* _Instructions for the task_
Omit all images. Transcribe the rest of the material below exactly.

* _Recorded data_
══════

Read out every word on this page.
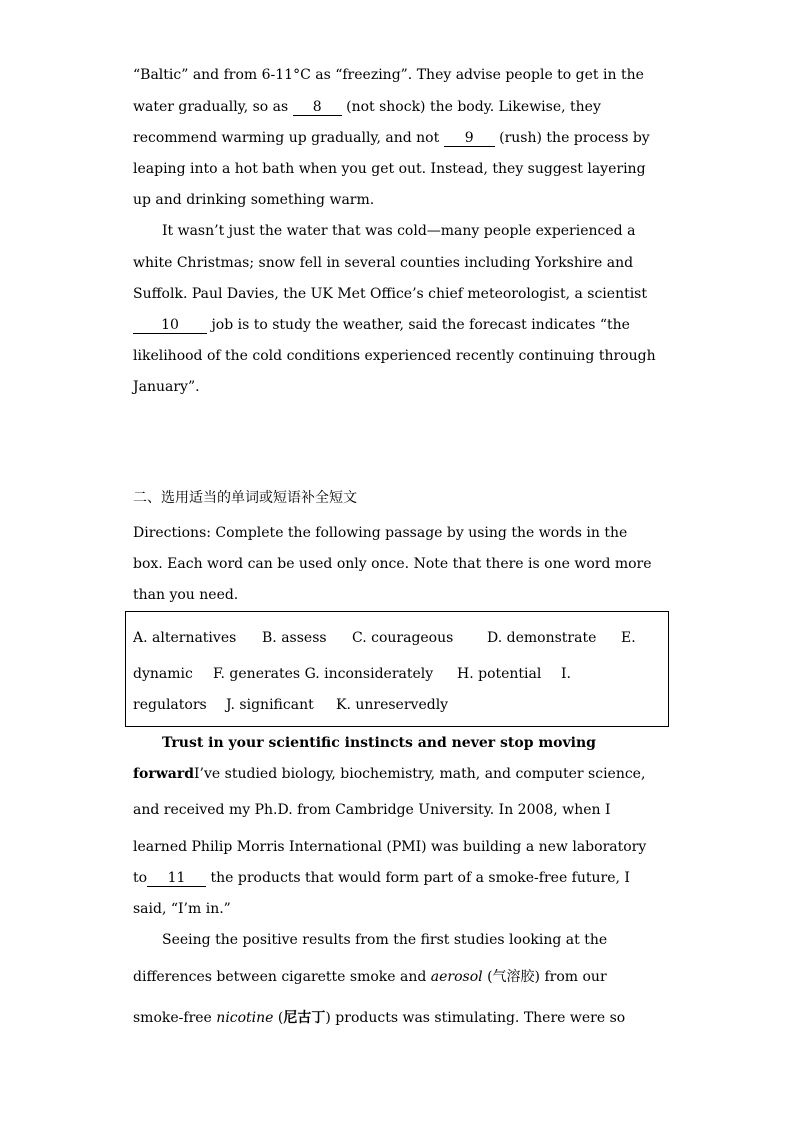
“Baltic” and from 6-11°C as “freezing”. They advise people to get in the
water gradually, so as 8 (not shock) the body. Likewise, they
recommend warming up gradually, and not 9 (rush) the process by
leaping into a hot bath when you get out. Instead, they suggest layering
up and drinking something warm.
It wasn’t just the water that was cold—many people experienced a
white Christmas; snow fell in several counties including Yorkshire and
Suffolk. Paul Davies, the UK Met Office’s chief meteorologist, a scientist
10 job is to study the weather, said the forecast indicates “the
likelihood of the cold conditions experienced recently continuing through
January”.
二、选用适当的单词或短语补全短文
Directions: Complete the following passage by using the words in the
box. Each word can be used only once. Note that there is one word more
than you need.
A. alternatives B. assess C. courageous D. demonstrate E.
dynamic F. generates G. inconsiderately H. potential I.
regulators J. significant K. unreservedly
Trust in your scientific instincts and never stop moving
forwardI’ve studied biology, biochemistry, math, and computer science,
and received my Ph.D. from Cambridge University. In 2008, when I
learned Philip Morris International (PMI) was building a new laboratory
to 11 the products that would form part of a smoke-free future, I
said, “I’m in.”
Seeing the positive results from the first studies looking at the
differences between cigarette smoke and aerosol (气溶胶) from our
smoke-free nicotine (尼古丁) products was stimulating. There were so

══════

* _Expected output_
Read out every word on this page.
“Baltic” and from 6-11°C as “freezing”. They advise people to get in the
water gradually, so as 8 (not shock) the body. Likewise, they
recommend warming up gradually, and not 9 (rush) the process by
leaping into a hot bath when you get out. Instead, they suggest layering
up and drinking something warm.
It wasn’t just the water that was cold—many people experienced a
white Christmas; snow fell in several counties including Yorkshire and
Suffolk. Paul Davies, the UK Met Office’s chief meteorologist, a scientist
10 job is to study the weather, said the forecast indicates “the
likelihood of the cold conditions experienced recently continuing through
January”.
二、选用适当的单词或短语补全短文
Directions: Complete the following passage by using the words in the
box. Each word can be used only once. Note that there is one word more
than you need.
A. alternatives B. assess C. courageous D. demonstrate E.
dynamic F. generates G. inconsiderately H. potential I.
regulators J. significant K. unreservedly
Trust in your scientific instincts and never stop moving
forwardI’ve studied biology, biochemistry, math, and computer science,
and received my Ph.D. from Cambridge University. In 2008, when I
learned Philip Morris International (PMI) was building a new laboratory
to 11 the products that would form part of a smoke-free future, I
said, “I’m in.”
Seeing the positive results from the first studies looking at the
differences between cigarette smoke and aerosol (气溶胶) from our
smoke-free nicotine (尼古丁) products was stimulating. There were so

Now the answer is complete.